Lesetext:
+ + + + +

Kann ich nicht viel zu sagen, als reiner Netzfilter fand hier zuerst ein "gepufferter" Gerätestecker wo das fertig eingebaut ist Verwendung, später ausgelötete Teile einer Frequenzunformer Steuerung die stabil aussahen - möglicherweise WK2 Technik

Auf dortiger Platine ist ohne Übertrager allerdings mit Spulen für 5A aufgedruckt:
4700pF (X)
2 x 4700pF (Y)
2 x 680µH (paralell)
5A  --- 250VAC
Wimpey Dublier  Bausteiname: Last Load
May be doppelt so viel fürn Anfang


----------



## Majestic_1987 (13 Dezember 2008)

Prinzipiell muss ich doch nur die Spulen nehmen, die nen Strom von 10A vertragen...oder?

Wenn ich ja die kapazitäten oder induktivitäten verändere, ändert sich ja auch der Frequenzgang und die Grenzfrequenz des Filters...


----------



## Fritz (13 Dezember 2008)

Majestic_1987 schrieb:
			
		

> Prinzipiell muss ich doch nur die Spulen nehmen, die nen Strom von 10A vertragen...oder?
> 
> Wenn ich ja die kapazitäten oder induktivitäten verändere, ändert sich ja auch der Frequenzgang und die Grenzfrequenz des Filters...



die Drathstärke muß das tragen, das LC-Verhältnis könnte auf den ersten Blick bestehen bleiben. 
Da die Blöcke allerdings vergossen sind nehm ich verstärkt an wirds ein gemeinsamer Feritkern sein, wozu eine Formel aus dem Gieck einen Faktor der Induktivität zwischen 1,5 -1,8  ableitet  Nicht dabei stand in welche Richtung das geht. Sollten gekppelte zu Einzelspulen anders bezeichnet sein kommts im discreten aufbau wahrscheinlich ganz linear nicht hin :shock:  Braucht man aber ja auch nicht zu eng sehen


----------



## Majestic_1987 (13 Dezember 2008)

Es ist mir im Prinzip ja latte, ob das Ding nu ab 50 Hz oder aber 60 Hz filtert....Es muss nur das Filtern, was ich woanders nich haben will xD 

Und da is denke ich das ganze hinreichend genau. Zumal das SSR ohnehin im Nulldurchgang schaltet, die Last ohmsch ist und damit keine all zu großen Spannungs- oder Stromspitzen im Einschaltvorgang zu erwarten sind.

+ + + + +

Einträge:
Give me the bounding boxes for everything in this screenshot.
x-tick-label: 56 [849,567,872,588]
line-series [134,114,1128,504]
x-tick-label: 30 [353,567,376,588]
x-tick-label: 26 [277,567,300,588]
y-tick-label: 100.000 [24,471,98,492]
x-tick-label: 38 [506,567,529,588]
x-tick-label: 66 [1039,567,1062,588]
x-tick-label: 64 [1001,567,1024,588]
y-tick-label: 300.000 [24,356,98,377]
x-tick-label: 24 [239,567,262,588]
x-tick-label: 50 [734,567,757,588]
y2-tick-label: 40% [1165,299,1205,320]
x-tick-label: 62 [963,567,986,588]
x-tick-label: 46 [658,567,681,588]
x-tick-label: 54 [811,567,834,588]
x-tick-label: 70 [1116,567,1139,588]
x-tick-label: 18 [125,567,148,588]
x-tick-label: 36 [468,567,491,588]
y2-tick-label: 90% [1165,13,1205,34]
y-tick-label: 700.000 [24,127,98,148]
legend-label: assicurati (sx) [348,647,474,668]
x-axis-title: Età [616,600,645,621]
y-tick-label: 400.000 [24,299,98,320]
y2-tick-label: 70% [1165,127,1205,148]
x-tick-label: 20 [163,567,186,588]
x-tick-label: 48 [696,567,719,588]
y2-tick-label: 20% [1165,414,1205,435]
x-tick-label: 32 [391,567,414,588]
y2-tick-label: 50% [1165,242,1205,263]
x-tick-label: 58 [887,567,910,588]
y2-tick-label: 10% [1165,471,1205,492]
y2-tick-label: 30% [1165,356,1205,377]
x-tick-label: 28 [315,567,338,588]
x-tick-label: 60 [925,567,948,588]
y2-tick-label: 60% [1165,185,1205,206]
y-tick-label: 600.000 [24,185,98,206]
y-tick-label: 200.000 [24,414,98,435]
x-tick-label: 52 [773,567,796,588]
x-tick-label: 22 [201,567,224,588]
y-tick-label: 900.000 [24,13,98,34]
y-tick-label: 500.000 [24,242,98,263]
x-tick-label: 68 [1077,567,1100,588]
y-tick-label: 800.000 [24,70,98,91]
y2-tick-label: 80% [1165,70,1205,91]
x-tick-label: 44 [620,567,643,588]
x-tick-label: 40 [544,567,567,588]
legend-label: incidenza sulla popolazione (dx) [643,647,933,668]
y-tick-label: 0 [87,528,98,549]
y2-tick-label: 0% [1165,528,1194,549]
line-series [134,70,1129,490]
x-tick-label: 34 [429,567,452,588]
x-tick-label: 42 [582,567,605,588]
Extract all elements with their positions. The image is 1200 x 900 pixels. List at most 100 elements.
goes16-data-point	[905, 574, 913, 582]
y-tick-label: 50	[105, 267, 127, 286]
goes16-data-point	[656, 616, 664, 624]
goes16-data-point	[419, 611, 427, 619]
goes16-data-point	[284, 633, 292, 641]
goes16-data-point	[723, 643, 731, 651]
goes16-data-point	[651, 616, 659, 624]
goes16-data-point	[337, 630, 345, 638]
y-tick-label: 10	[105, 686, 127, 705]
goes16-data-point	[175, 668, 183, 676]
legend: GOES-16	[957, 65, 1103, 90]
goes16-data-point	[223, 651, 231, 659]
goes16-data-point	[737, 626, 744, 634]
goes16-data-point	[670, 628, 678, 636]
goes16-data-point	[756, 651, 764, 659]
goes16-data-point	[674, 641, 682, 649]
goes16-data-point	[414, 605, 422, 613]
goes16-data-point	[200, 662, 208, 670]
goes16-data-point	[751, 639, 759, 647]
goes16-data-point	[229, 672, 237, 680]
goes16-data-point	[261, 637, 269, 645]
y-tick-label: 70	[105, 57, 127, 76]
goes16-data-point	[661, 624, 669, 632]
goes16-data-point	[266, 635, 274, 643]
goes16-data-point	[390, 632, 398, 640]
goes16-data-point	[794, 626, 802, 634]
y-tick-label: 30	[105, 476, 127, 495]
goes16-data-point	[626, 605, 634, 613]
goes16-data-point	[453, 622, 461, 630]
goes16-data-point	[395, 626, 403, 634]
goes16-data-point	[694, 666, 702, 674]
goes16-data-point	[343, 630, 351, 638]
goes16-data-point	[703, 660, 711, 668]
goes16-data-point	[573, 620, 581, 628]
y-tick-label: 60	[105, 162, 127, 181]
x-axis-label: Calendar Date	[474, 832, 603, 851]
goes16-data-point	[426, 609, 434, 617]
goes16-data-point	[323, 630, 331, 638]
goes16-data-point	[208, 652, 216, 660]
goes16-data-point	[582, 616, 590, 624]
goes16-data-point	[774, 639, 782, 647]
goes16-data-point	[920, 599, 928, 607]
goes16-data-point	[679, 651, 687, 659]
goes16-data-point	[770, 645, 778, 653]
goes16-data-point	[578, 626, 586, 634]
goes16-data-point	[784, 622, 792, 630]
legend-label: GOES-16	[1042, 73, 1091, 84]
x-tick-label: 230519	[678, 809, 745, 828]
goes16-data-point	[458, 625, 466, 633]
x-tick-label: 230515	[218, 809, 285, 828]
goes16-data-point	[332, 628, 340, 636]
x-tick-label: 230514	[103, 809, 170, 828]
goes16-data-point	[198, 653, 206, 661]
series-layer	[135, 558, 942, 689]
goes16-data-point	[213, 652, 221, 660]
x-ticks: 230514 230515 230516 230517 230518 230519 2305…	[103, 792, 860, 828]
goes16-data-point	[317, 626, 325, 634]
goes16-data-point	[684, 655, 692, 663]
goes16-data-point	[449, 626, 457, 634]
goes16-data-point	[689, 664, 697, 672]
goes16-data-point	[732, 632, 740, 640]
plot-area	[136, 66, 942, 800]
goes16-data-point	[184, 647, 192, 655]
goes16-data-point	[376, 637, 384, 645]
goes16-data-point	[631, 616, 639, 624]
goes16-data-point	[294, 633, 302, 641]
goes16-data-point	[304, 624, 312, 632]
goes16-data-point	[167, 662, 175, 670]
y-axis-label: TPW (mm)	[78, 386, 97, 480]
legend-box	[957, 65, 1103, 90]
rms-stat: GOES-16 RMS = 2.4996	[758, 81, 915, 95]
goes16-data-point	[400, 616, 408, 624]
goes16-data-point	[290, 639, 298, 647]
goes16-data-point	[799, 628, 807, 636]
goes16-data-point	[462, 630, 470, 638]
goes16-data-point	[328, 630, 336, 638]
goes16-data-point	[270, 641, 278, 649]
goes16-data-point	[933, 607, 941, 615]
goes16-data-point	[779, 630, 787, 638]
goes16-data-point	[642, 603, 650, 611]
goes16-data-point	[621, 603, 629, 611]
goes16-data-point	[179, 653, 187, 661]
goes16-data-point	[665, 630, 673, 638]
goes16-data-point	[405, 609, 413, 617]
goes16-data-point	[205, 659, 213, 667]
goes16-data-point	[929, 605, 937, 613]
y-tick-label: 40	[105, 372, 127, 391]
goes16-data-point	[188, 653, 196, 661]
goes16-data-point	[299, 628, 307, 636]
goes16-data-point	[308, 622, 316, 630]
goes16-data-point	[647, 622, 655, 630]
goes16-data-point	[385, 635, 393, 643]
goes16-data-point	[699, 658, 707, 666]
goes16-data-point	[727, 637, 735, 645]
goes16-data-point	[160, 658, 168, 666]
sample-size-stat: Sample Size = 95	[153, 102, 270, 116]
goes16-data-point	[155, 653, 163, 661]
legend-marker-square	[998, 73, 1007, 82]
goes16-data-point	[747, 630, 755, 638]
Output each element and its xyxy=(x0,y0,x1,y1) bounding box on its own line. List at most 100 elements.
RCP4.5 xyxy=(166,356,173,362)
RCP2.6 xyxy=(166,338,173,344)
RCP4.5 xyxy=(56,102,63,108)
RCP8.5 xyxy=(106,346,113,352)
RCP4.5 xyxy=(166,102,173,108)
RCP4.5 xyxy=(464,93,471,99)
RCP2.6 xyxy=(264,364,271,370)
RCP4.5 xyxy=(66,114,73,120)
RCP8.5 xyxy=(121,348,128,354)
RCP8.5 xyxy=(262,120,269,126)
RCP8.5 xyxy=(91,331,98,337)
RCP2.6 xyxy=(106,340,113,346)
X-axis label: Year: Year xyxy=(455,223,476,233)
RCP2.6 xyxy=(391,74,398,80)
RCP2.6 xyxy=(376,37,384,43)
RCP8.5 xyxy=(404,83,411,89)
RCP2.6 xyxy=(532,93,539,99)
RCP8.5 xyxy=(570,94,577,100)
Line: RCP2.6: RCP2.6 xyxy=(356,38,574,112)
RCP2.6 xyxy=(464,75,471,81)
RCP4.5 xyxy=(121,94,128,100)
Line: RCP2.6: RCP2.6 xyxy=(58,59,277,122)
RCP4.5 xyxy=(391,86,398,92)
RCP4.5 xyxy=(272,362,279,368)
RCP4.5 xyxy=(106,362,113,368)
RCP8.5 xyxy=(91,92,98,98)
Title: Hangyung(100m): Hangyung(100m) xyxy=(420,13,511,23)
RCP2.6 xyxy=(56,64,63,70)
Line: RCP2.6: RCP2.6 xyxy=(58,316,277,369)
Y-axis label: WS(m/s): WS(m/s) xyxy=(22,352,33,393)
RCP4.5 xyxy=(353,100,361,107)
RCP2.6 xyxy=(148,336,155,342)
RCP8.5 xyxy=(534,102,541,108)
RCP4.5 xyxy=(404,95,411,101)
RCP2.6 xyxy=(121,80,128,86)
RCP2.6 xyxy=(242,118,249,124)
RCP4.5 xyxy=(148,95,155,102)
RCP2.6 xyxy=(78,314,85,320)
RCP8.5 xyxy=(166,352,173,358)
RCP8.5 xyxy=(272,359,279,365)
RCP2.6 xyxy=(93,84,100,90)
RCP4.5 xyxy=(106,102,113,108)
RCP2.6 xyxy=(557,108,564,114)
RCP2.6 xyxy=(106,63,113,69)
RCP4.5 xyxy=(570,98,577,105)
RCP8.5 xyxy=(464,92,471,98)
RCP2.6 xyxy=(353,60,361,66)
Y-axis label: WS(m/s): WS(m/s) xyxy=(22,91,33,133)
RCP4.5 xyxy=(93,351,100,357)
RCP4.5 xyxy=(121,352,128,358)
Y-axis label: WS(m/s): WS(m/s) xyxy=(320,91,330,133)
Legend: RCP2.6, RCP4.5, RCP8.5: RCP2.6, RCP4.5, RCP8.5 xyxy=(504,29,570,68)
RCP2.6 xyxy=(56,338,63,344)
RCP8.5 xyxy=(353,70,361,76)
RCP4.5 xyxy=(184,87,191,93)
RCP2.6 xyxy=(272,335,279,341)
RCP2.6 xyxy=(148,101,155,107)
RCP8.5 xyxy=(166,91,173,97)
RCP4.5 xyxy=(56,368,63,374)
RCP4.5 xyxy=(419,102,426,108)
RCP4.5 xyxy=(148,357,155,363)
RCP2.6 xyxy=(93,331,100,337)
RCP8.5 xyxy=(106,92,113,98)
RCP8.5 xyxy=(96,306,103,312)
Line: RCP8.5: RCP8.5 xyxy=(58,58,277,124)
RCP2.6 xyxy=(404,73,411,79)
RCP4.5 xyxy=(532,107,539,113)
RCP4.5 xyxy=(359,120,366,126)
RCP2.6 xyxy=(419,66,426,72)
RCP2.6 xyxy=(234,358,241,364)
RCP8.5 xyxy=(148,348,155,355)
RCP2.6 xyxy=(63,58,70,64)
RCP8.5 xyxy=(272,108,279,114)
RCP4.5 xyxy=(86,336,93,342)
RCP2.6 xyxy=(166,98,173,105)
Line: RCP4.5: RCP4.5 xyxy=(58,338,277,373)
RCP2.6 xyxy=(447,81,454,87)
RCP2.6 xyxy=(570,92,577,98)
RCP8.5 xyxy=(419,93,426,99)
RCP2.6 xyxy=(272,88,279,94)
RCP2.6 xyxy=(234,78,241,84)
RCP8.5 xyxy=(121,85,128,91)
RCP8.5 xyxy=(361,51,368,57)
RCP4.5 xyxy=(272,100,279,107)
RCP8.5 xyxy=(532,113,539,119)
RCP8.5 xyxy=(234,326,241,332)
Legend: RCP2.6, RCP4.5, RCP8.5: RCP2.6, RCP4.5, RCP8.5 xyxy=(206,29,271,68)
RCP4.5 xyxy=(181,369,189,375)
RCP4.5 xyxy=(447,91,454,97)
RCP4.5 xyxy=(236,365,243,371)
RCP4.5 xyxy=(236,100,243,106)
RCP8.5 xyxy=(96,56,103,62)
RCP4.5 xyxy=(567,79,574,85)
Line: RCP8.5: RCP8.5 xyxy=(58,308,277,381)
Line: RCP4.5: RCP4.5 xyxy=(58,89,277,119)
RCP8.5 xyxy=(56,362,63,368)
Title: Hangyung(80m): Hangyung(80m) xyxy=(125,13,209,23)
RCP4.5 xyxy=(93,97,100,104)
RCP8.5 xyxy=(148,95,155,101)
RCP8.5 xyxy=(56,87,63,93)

+ + + + +

Aufgabe 1:
Wie schaltet das SSR laut Lesetext?
Aufgabe 2:
Gib den Abschnitt der Einträge von ihrem Anfang bis einschließlich der Zeile mit „y-tick-label: 500.000 [24,242,98,263]“ als JSON-Liste von Zeichenketten aus, mit einem Element pro Zeile und ohne Leerzeilen.

Ergebnis 1:
Das SSR schaltet im Nulldurchgang.

Ergebnis 2:
[
  "Give me the bounding boxes for everything in this screenshot.",
  "x-tick-label: 56 [849,567,872,588]",
  "line-series [134,114,1128,504]",
  "x-tick-label: 30 [353,567,376,588]",
  "x-tick-label: 26 [277,567,300,588]",
  "y-tick-label: 100.000 [24,471,98,492]",
  "x-tick-label: 38 [506,567,529,588]",
  "x-tick-label: 66 [1039,567,1062,588]",
  "x-tick-label: 64 [1001,567,1024,588]",
  "y-tick-label: 300.000 [24,356,98,377]",
  "x-tick-label: 24 [239,567,262,588]",
  "x-tick-label: 50 [734,567,757,588]",
  "y2-tick-label: 40% [1165,299,1205,320]",
  "x-tick-label: 62 [963,567,986,588]",
  "x-tick-label: 46 [658,567,681,588]",
  "x-tick-label: 54 [811,567,834,588]",
  "x-tick-label: 70 [1116,567,1139,588]",
  "x-tick-label: 18 [125,567,148,588]",
  "x-tick-label: 36 [468,567,491,588]",
  "y2-tick-label: 90% [1165,13,1205,34]",
  "y-tick-label: 700.000 [24,127,98,148]",
  "legend-label: assicurati (sx) [348,647,474,668]",
  "x-axis-title: Età [616,600,645,621]",
  "y-tick-label: 400.000 [24,299,98,320]",
  "y2-tick-label: 70% [1165,127,1205,148]",
  "x-tick-label: 20 [163,567,186,588]",
  "x-tick-label: 48 [696,567,719,588]",
  "y2-tick-label: 20% [1165,414,1205,435]",
  "x-tick-label: 32 [391,567,414,588]",
  "y2-tick-label: 50% [1165,242,1205,263]",
  "x-tick-label: 58 [887,567,910,588]",
  "y2-tick-label: 10% [1165,471,1205,492]",
  "y2-tick-label: 30% [1165,356,1205,377]",
  "x-tick-label: 28 [315,567,338,588]",
  "x-tick-label: 60 [925,567,948,588]",
  "y2-tick-label: 60% [1165,185,1205,206]",
  "y-tick-label: 600.000 [24,185,98,206]",
  "y-tick-label: 200.000 [24,414,98,435]",
  "x-tick-label: 52 [773,567,796,588]",
  "x-tick-label: 22 [201,567,224,588]",
  "y-tick-label: 900.000 [24,13,98,34]",
  "y-tick-label: 500.000 [24,242,98,263]"
]